#### Supplied material

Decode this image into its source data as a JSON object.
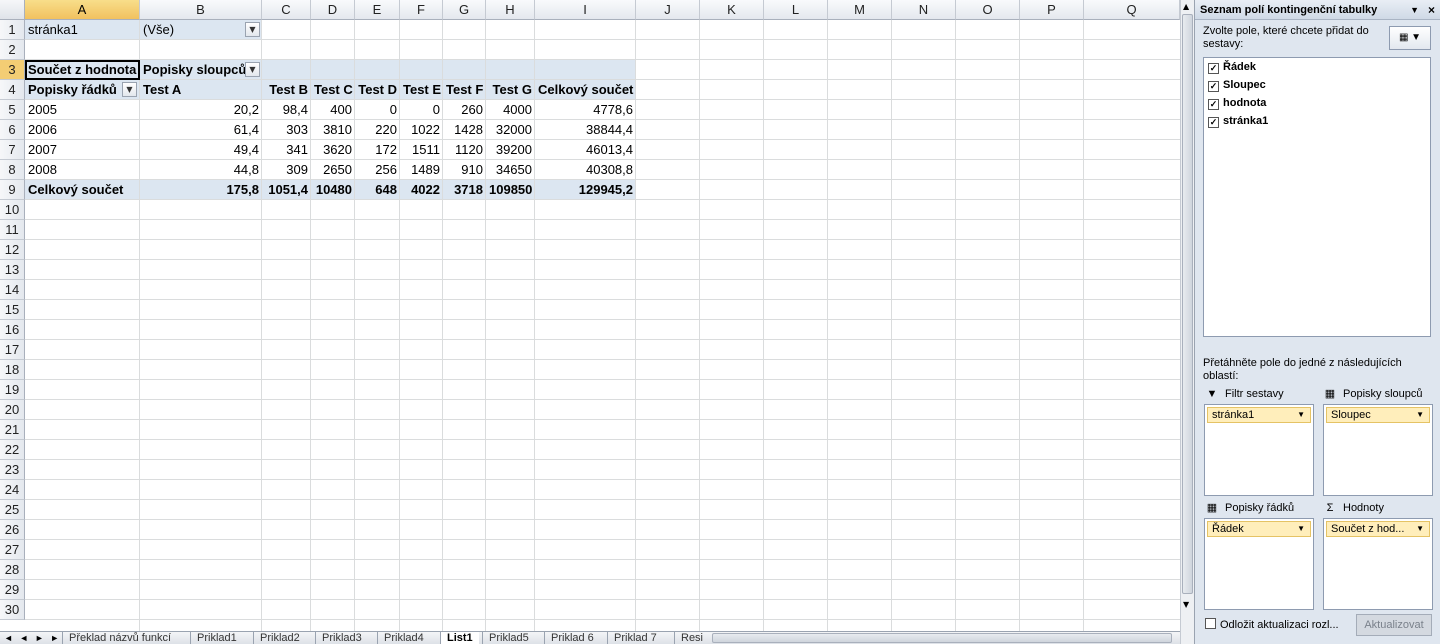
{
  "columns": [
    "A",
    "B",
    "C",
    "D",
    "E",
    "F",
    "G",
    "H",
    "I",
    "J",
    "K",
    "L",
    "M",
    "N",
    "O",
    "P",
    "Q"
  ],
  "rows": [
    "1",
    "2",
    "3",
    "4",
    "5",
    "6",
    "7",
    "8",
    "9",
    "10",
    "11",
    "12",
    "13",
    "14",
    "15",
    "16",
    "17",
    "18",
    "19",
    "20",
    "21",
    "22",
    "23",
    "24",
    "25",
    "26",
    "27",
    "28",
    "29",
    "30"
  ],
  "pivot": {
    "filter_label": "stránka1",
    "filter_value": "(Vše)",
    "value_header": "Součet z hodnota",
    "col_labels_header": "Popisky sloupců",
    "row_labels_header": "Popisky řádků",
    "col_names": [
      "Test A",
      "Test B",
      "Test C",
      "Test D",
      "Test E",
      "Test F",
      "Test G",
      "Celkový součet"
    ],
    "data_rows": [
      {
        "label": "2005",
        "values": [
          "20,2",
          "98,4",
          "400",
          "0",
          "0",
          "260",
          "4000",
          "4778,6"
        ]
      },
      {
        "label": "2006",
        "values": [
          "61,4",
          "303",
          "3810",
          "220",
          "1022",
          "1428",
          "32000",
          "38844,4"
        ]
      },
      {
        "label": "2007",
        "values": [
          "49,4",
          "341",
          "3620",
          "172",
          "1511",
          "1120",
          "39200",
          "46013,4"
        ]
      },
      {
        "label": "2008",
        "values": [
          "44,8",
          "309",
          "2650",
          "256",
          "1489",
          "910",
          "34650",
          "40308,8"
        ]
      }
    ],
    "total_label": "Celkový součet",
    "total_values": [
      "175,8",
      "1051,4",
      "10480",
      "648",
      "4022",
      "3718",
      "109850",
      "129945,2"
    ]
  },
  "sheet_tabs": [
    "Překlad názvů funkcí",
    "Priklad1",
    "Priklad2",
    "Priklad3",
    "Priklad4",
    "List1",
    "Priklad5",
    "Priklad 6",
    "Priklad 7",
    "Resi"
  ],
  "active_tab": "List1",
  "panel": {
    "title": "Seznam polí kontingenční tabulky",
    "choose_text": "Zvolte pole, které chcete přidat do sestavy:",
    "fields": [
      "Řádek",
      "Sloupec",
      "hodnota",
      "stránka1"
    ],
    "drag_text": "Přetáhněte pole do jedné z následujících oblastí:",
    "area_filter": "Filtr sestavy",
    "area_columns": "Popisky sloupců",
    "area_rows": "Popisky řádků",
    "area_values": "Hodnoty",
    "chip_filter": "stránka1",
    "chip_columns": "Sloupec",
    "chip_rows": "Řádek",
    "chip_values": "Součet z hod...",
    "defer_label": "Odložit aktualizaci rozl...",
    "update_button": "Aktualizovat"
  }
}
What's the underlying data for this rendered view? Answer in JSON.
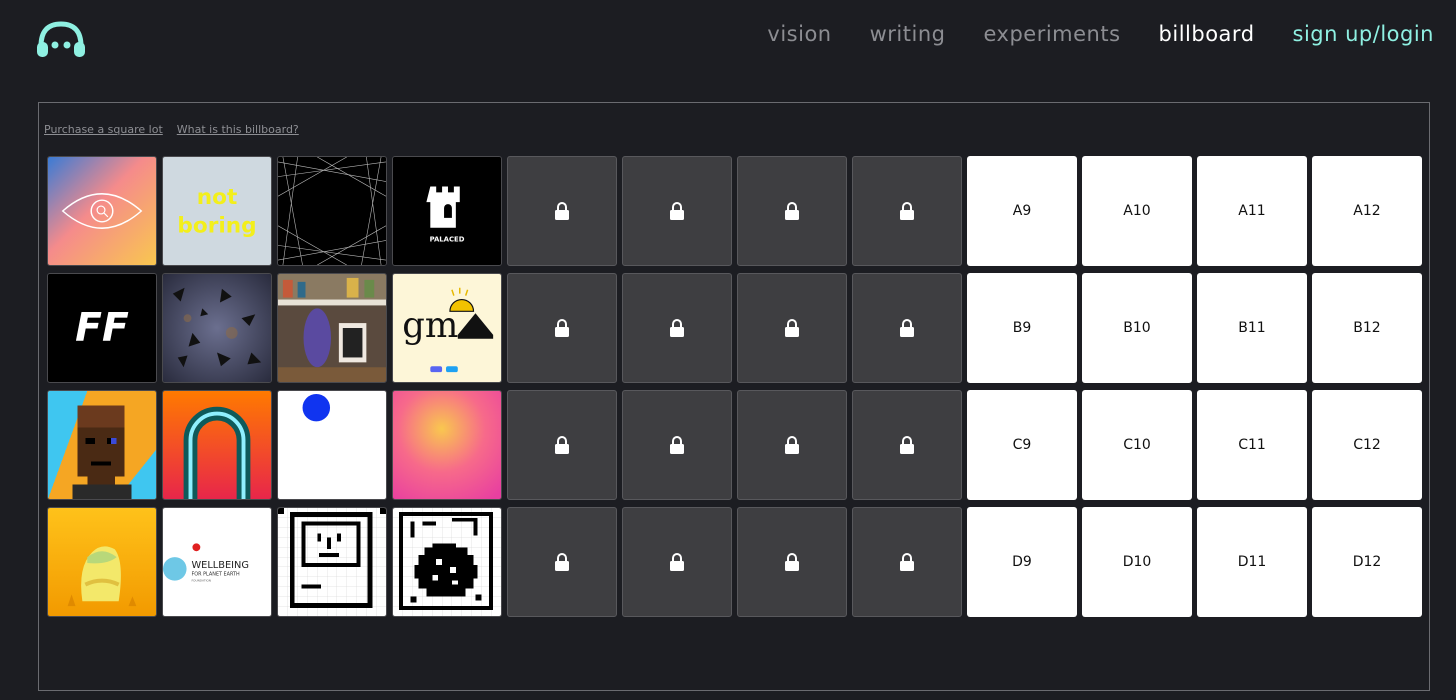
{
  "nav": {
    "items": [
      {
        "label": "vision"
      },
      {
        "label": "writing"
      },
      {
        "label": "experiments"
      },
      {
        "label": "billboard"
      },
      {
        "label": "sign up/login"
      }
    ]
  },
  "billboard": {
    "purchase_link": "Purchase a square lot",
    "about_link": "What is this billboard?",
    "rows": [
      {
        "row": "A",
        "open": [
          "A9",
          "A10",
          "A11",
          "A12"
        ]
      },
      {
        "row": "B",
        "open": [
          "B9",
          "B10",
          "B11",
          "B12"
        ]
      },
      {
        "row": "C",
        "open": [
          "C9",
          "C10",
          "C11",
          "C12"
        ]
      },
      {
        "row": "D",
        "open": [
          "D9",
          "D10",
          "D11",
          "D12"
        ]
      }
    ],
    "tile_text": {
      "not_boring": [
        "not",
        "boring"
      ],
      "palaced": "PALACED",
      "ff": "FF",
      "gm": "gm",
      "wellbeing": [
        "WELLBEING",
        "FOR PLANET EARTH",
        "FOUNDATION"
      ]
    }
  },
  "colors": {
    "background": "#1c1d22",
    "nav_muted": "#8c8d92",
    "nav_active": "#ffffff",
    "accent": "#8ff0e2",
    "locked_tile": "#3e3e41",
    "open_tile": "#ffffff"
  }
}
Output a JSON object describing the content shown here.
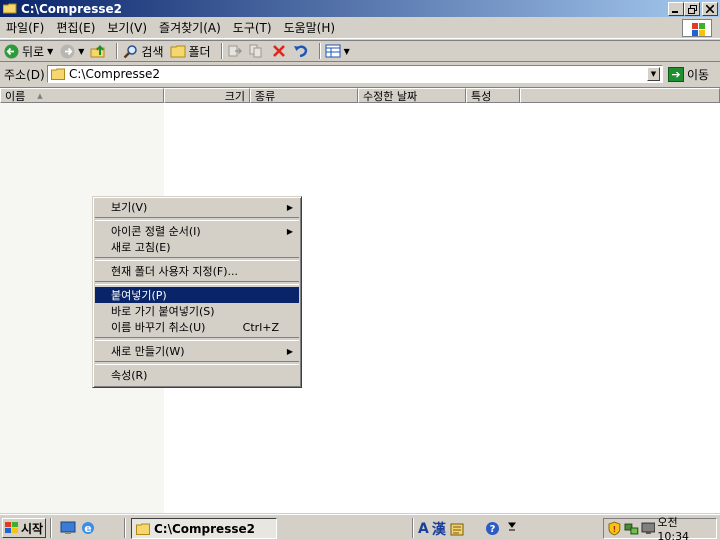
{
  "window": {
    "title": "C:\\Compresse2"
  },
  "menubar": {
    "items": [
      "파일(F)",
      "편집(E)",
      "보기(V)",
      "즐겨찾기(A)",
      "도구(T)",
      "도움말(H)"
    ]
  },
  "toolbar": {
    "back_label": "뒤로",
    "search_label": "검색",
    "folders_label": "폴더"
  },
  "address": {
    "label": "주소(D)",
    "value": "C:\\Compresse2",
    "go_label": "이동"
  },
  "columns": {
    "name": "이름",
    "size": "크기",
    "type": "종류",
    "modified": "수정한 날짜",
    "attributes": "특성"
  },
  "context_menu": {
    "view": "보기(V)",
    "arrange_icons": "아이콘 정렬 순서(I)",
    "refresh": "새로 고침(E)",
    "customize_folder": "현재 폴더 사용자 지정(F)...",
    "paste": "붙여넣기(P)",
    "paste_shortcut": "바로 가기 붙여넣기(S)",
    "undo_rename": "이름 바꾸기 취소(U)",
    "undo_shortcut": "Ctrl+Z",
    "new": "새로 만들기(W)",
    "properties": "속성(R)"
  },
  "taskbar": {
    "start_label": "시작",
    "task_label": "C:\\Compresse2",
    "lang_a": "A",
    "lang_han": "漢",
    "clock": "오전 10:34"
  }
}
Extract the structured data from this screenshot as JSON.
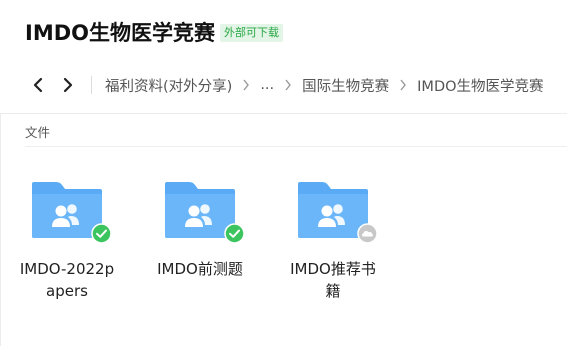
{
  "header": {
    "title": "IMDO生物医学竞赛",
    "badge": "外部可下载"
  },
  "nav": {
    "back_icon": "chevron-left-icon",
    "forward_icon": "chevron-right-icon"
  },
  "breadcrumb": {
    "items": [
      "福利资料(对外分享)",
      "...",
      "国际生物竞赛",
      "IMDO生物医学竞赛"
    ]
  },
  "section": {
    "label": "文件"
  },
  "files": [
    {
      "name": "IMDO-2022papers",
      "icon": "shared-folder-icon",
      "status": "synced-check-icon"
    },
    {
      "name": "IMDO前测题",
      "icon": "shared-folder-icon",
      "status": "synced-check-icon"
    },
    {
      "name": "IMDO推荐书籍",
      "icon": "shared-folder-icon",
      "status": "cloud-icon"
    }
  ],
  "colors": {
    "folder_blue": "#5aaaf5",
    "folder_tab": "#4e9ef0",
    "check_green": "#3cc55f",
    "cloud_gray": "#c8c8c8",
    "badge_bg": "#e3f5e6",
    "badge_text": "#28a745"
  }
}
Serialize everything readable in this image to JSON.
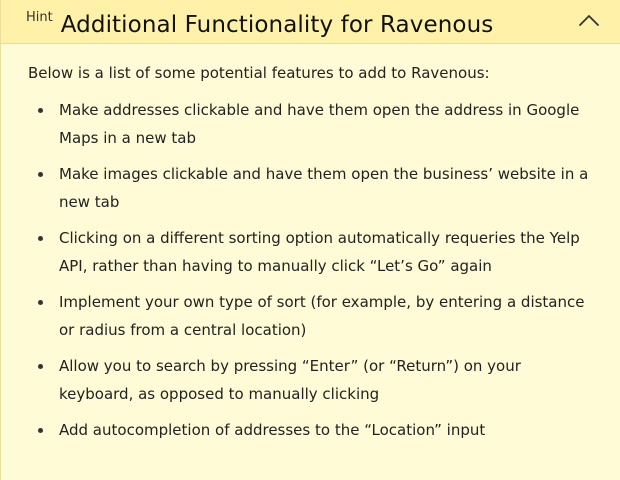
{
  "hint": {
    "tag": "Hint",
    "title": "Additional Functionality for Ravenous",
    "collapse_icon": "chevron-up-icon",
    "intro": "Below is a list of some potential features to add to Ravenous:",
    "items": [
      "Make addresses clickable and have them open the address in Google Maps in a new tab",
      "Make images clickable and have them open the business’ website in a new tab",
      "Clicking on a different sorting option automatically requeries the Yelp API, rather than having to manually click “Let’s Go” again",
      "Implement your own type of sort (for example, by entering a distance or radius from a central location)",
      "Allow you to search by pressing “Enter” (or “Return”) on your keyboard, as opposed to manually clicking",
      "Add autocompletion of addresses to the “Location” input"
    ]
  },
  "colors": {
    "header_bg": "#fff2a8",
    "body_bg": "#fffbd6"
  }
}
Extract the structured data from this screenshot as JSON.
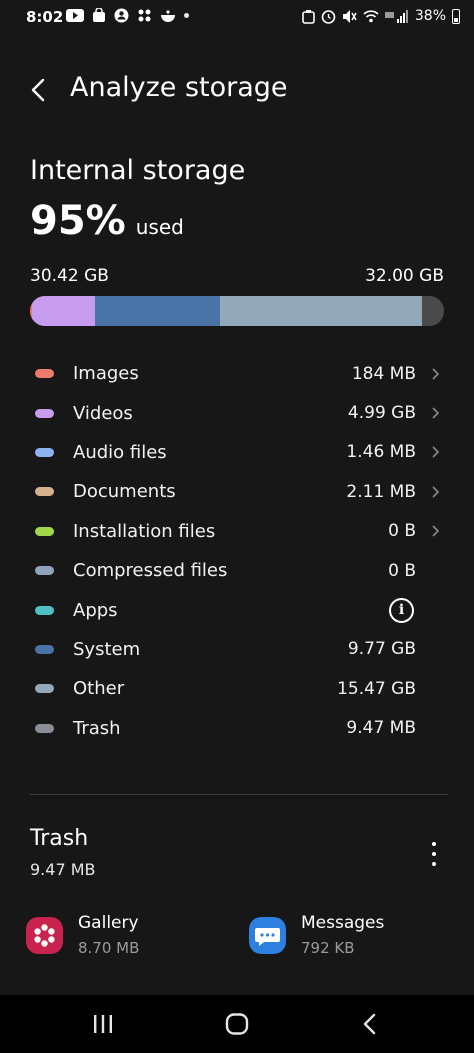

########

**Requirement:** In the entries above, find each line with the word "them" and copy it.

**Exercise solution:**
      "Make addresses clickable and have them open the address in Google Maps in a new tab",
      "Make images clickable and have them open the business’ website in a new tab",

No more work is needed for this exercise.